>> START SUPPLIED MATERIAL

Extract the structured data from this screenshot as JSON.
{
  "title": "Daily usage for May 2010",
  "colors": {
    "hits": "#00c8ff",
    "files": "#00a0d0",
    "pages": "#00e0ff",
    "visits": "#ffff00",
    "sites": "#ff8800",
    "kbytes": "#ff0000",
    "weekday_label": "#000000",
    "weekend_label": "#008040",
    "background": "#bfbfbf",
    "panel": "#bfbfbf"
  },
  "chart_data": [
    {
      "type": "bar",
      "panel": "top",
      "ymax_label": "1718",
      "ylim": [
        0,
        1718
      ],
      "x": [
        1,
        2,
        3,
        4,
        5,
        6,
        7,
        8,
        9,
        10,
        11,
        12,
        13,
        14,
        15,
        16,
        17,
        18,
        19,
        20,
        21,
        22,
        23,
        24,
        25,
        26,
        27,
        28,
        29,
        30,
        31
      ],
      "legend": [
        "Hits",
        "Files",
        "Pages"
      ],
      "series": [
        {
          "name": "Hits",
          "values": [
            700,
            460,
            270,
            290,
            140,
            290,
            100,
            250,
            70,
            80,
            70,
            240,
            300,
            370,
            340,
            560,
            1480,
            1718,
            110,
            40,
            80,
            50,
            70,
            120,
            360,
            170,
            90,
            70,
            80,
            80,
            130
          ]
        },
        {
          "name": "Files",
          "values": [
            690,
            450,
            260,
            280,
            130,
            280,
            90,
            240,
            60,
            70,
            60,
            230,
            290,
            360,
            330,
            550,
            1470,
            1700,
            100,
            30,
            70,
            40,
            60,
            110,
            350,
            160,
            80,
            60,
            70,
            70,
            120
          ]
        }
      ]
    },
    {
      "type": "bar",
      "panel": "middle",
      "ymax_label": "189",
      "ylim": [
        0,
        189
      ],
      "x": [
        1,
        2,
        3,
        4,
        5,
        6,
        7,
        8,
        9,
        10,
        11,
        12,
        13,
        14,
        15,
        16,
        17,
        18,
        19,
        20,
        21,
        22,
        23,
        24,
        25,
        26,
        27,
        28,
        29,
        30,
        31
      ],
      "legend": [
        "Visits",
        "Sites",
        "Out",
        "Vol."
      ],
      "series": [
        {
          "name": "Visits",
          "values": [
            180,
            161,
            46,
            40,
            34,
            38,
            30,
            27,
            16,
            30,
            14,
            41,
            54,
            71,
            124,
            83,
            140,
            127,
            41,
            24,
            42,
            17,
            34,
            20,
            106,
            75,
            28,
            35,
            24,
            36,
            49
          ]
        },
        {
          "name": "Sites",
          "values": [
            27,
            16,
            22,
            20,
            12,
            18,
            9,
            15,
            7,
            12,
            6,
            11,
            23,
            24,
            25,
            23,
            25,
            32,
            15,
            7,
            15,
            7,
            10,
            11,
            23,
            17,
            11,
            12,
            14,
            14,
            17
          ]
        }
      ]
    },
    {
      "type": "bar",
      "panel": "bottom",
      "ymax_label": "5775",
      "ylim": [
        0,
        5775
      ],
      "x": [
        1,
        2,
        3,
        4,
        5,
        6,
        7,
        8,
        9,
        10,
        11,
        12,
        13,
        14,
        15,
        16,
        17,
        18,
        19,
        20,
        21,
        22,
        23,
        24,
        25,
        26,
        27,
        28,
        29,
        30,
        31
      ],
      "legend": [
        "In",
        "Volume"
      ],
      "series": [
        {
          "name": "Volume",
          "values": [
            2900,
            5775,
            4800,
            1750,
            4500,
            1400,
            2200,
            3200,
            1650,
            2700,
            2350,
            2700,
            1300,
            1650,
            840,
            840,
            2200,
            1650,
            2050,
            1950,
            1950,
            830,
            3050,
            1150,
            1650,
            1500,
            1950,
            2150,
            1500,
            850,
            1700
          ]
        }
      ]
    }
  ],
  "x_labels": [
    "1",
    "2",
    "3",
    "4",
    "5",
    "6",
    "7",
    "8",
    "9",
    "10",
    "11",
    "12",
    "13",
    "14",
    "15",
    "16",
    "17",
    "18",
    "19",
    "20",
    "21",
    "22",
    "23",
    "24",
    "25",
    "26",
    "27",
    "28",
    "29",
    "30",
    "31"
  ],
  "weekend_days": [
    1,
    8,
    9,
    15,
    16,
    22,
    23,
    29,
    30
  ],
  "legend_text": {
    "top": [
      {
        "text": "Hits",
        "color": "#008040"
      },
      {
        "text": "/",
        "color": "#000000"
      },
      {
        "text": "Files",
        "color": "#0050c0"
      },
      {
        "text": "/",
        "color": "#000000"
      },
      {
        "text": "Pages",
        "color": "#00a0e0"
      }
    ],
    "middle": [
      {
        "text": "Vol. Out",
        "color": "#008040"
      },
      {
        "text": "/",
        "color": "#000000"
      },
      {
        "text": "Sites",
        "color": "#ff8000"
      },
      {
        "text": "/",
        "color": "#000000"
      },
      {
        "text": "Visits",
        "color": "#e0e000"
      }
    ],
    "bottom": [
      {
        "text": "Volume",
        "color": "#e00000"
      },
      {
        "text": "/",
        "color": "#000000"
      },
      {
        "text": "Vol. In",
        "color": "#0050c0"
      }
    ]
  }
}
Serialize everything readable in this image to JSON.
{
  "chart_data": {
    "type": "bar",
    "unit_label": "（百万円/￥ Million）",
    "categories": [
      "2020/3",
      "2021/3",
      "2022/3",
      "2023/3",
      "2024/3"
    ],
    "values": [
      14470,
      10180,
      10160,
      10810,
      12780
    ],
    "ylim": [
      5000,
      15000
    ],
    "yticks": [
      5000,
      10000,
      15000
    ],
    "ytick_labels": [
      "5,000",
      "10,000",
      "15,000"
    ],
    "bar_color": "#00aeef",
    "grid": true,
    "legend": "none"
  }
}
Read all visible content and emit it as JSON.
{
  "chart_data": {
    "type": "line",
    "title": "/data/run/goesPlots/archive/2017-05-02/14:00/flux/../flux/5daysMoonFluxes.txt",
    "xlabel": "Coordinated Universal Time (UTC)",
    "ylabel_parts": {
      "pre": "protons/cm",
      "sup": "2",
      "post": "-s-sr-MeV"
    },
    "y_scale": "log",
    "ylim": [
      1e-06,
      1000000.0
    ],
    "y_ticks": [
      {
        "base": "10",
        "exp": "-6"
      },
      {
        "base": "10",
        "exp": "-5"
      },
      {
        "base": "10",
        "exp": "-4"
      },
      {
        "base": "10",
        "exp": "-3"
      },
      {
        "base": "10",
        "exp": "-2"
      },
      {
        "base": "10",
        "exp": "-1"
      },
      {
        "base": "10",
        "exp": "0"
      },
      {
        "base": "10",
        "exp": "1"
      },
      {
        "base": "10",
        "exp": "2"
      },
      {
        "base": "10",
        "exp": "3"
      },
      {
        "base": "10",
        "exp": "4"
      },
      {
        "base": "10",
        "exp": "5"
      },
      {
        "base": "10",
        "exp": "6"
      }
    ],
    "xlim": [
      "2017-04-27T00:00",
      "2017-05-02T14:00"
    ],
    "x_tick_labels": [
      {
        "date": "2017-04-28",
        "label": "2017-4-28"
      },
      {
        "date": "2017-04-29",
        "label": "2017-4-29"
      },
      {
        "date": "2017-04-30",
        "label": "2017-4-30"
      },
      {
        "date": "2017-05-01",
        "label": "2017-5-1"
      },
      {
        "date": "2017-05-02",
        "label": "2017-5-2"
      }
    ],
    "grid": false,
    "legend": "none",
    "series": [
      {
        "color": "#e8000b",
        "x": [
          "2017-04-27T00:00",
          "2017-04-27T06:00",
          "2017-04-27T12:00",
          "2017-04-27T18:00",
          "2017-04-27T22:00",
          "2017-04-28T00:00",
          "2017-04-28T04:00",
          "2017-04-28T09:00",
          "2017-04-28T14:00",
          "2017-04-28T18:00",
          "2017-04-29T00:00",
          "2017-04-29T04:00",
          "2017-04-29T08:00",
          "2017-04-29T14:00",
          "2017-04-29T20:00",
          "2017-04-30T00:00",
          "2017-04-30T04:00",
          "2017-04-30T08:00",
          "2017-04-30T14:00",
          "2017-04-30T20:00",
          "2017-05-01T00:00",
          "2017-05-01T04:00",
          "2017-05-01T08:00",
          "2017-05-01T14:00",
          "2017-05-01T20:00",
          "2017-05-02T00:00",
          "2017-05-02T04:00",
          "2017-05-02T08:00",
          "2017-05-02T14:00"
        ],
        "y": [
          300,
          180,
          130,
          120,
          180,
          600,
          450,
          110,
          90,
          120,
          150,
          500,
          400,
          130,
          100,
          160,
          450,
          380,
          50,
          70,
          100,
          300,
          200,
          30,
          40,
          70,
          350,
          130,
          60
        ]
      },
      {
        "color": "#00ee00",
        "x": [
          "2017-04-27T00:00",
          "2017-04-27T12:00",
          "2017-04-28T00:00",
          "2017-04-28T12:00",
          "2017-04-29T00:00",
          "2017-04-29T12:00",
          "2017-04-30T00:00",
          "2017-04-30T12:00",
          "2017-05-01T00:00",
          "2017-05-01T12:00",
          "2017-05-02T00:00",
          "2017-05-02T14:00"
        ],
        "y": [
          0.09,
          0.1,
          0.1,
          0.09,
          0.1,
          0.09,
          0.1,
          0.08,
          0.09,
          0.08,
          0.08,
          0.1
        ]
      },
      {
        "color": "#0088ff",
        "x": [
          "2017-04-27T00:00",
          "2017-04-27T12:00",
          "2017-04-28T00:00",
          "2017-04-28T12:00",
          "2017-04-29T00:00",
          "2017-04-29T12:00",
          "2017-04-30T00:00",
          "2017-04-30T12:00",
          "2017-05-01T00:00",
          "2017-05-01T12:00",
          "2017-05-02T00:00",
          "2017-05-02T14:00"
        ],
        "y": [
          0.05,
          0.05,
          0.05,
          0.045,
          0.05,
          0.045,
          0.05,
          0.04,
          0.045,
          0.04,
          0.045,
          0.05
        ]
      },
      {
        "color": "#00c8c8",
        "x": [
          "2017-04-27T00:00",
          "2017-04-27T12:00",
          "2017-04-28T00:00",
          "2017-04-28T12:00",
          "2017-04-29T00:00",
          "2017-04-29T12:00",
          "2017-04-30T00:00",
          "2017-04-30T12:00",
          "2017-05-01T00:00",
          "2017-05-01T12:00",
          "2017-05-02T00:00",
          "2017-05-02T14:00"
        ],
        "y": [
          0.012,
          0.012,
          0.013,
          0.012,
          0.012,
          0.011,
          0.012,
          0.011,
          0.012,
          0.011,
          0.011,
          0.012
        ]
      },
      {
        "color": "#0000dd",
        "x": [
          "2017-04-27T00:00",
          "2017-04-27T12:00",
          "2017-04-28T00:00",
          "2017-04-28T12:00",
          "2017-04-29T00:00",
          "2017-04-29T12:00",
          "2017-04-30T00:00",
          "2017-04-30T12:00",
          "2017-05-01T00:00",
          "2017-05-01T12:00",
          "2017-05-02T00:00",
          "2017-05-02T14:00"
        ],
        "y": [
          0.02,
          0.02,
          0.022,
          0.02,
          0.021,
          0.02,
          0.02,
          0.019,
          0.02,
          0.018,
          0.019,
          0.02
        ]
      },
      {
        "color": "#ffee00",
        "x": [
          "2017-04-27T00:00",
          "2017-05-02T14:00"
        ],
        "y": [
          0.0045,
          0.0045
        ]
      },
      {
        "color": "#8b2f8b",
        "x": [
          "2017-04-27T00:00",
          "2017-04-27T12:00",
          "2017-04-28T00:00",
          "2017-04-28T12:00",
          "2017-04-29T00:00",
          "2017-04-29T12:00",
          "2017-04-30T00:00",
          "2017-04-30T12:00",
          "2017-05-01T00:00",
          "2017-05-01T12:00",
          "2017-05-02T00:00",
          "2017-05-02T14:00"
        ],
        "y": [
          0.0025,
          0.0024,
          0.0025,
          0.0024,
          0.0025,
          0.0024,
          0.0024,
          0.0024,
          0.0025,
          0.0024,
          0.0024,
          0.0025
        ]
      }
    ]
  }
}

>> END SUPPLIED MATERIAL

Gather all lines where the word "this" appears.

FULL ANSWER —
Extract the structured data from this screenshot as JSON.
Serialize everything readable in this image to JSON.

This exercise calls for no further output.